Data records
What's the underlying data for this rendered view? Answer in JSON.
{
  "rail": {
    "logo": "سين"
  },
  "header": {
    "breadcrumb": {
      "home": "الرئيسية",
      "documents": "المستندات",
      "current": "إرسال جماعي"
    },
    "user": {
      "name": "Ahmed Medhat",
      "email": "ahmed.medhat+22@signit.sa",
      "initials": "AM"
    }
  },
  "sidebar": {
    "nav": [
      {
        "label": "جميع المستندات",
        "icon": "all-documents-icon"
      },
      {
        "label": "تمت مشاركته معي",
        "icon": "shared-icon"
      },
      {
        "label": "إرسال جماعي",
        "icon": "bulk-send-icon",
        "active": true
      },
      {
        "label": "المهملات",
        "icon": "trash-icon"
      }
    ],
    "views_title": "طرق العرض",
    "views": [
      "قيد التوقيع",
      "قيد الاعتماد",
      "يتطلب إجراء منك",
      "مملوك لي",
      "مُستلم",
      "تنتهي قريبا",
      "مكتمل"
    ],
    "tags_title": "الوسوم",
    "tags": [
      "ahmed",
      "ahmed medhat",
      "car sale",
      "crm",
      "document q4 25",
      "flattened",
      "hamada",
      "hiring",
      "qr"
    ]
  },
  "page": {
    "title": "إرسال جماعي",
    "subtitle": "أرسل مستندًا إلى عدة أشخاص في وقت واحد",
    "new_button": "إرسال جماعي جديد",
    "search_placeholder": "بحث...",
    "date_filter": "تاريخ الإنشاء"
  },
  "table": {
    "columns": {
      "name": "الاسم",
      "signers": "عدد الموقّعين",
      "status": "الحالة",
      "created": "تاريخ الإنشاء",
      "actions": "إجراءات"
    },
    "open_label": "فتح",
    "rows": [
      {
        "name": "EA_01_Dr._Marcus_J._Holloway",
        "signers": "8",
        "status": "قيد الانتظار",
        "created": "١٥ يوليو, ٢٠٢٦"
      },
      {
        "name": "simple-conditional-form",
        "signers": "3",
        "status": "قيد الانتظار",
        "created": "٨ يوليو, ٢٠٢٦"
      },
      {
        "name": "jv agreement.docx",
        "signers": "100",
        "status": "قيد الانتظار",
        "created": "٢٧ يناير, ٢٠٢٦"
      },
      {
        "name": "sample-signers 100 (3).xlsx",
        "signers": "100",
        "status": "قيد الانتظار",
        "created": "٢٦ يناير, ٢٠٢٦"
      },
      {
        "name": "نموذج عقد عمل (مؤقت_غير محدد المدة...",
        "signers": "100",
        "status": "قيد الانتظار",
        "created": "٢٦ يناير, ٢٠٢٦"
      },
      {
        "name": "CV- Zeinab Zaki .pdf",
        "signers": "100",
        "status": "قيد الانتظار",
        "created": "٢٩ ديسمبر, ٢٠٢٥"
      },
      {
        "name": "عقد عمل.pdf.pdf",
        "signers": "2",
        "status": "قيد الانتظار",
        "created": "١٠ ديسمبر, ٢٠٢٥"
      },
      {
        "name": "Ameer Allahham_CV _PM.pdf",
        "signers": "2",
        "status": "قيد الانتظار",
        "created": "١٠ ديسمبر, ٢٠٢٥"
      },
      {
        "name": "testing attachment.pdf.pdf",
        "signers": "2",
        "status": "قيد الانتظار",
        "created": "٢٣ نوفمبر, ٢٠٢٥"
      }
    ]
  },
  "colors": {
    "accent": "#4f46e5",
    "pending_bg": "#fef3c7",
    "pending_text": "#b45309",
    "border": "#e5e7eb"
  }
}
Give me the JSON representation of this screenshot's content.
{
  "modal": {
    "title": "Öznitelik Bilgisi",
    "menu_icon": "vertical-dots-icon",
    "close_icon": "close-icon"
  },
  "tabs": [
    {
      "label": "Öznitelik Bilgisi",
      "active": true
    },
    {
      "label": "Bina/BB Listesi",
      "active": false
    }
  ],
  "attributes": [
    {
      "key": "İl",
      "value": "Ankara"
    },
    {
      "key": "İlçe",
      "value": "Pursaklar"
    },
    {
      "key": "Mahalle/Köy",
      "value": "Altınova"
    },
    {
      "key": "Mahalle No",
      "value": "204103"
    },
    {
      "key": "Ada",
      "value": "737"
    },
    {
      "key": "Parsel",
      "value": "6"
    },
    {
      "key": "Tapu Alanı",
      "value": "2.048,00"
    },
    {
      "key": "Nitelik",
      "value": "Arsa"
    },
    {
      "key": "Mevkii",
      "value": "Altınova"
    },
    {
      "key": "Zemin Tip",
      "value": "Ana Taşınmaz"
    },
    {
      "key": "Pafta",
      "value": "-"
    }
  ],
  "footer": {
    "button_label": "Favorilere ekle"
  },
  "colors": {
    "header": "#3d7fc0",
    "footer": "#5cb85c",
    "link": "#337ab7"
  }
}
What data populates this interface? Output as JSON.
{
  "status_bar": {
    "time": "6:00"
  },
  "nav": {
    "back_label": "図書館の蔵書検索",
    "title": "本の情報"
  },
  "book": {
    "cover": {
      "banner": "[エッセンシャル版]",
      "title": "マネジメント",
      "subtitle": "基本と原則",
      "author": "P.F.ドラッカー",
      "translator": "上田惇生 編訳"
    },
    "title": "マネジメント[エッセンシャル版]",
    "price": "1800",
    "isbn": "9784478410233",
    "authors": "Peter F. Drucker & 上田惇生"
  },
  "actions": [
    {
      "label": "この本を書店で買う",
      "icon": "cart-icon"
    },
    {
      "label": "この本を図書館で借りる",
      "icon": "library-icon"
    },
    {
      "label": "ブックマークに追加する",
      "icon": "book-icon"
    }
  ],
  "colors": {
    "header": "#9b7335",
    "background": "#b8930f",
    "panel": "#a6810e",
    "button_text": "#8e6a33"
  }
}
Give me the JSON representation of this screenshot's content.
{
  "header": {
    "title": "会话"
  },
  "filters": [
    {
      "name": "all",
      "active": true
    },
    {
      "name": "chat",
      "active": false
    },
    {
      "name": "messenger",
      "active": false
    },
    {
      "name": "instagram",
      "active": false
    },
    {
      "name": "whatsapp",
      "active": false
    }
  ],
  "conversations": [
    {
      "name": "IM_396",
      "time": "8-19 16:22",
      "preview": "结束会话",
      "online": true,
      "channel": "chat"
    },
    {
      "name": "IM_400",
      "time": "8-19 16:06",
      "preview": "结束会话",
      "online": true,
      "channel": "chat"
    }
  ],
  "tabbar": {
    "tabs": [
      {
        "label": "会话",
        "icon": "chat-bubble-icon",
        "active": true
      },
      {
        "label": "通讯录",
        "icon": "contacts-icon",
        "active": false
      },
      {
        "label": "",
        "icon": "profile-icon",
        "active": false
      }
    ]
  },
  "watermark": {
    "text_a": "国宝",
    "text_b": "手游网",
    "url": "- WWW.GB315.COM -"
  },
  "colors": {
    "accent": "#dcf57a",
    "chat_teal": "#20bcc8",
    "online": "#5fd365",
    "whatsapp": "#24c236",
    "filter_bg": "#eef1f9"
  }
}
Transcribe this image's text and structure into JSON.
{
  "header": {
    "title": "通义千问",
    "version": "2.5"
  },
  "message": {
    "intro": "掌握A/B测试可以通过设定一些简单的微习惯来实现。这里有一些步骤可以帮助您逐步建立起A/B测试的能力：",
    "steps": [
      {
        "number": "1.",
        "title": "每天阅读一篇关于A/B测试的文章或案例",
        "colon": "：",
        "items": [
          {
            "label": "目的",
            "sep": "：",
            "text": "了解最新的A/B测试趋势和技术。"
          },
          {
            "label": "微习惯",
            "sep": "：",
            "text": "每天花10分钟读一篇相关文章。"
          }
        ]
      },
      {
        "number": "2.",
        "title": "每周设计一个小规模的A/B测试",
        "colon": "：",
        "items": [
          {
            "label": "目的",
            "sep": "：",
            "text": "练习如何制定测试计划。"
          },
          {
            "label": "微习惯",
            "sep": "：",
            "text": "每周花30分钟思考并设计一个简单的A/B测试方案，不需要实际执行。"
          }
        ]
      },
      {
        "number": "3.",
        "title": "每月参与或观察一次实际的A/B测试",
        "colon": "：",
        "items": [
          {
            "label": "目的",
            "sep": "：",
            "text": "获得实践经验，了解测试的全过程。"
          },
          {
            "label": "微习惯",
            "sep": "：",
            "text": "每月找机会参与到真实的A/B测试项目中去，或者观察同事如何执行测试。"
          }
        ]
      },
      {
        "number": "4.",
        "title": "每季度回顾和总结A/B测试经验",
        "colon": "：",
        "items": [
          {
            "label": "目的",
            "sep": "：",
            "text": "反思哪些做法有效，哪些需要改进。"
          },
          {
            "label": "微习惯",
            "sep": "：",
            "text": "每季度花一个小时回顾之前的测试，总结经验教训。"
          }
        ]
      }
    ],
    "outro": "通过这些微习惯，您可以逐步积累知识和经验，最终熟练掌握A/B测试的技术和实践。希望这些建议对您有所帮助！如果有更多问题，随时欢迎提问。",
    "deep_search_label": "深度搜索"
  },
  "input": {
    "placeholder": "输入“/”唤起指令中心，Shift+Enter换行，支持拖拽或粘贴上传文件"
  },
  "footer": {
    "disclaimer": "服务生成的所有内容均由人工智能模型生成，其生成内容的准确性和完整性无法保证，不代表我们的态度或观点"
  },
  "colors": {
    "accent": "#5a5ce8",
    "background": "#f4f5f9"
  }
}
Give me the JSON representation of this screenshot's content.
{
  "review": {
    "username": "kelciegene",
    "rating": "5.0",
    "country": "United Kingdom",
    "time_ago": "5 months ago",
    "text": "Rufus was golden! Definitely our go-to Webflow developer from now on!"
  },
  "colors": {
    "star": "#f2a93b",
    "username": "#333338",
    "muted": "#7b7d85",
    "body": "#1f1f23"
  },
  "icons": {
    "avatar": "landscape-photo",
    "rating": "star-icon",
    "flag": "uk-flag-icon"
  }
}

What you will do
List the lines of the records where "上田惇生" occurs.

Response to the exercise
      "translator": "上田惇生 編訳"
    "authors": "Peter F. Drucker & 上田惇生"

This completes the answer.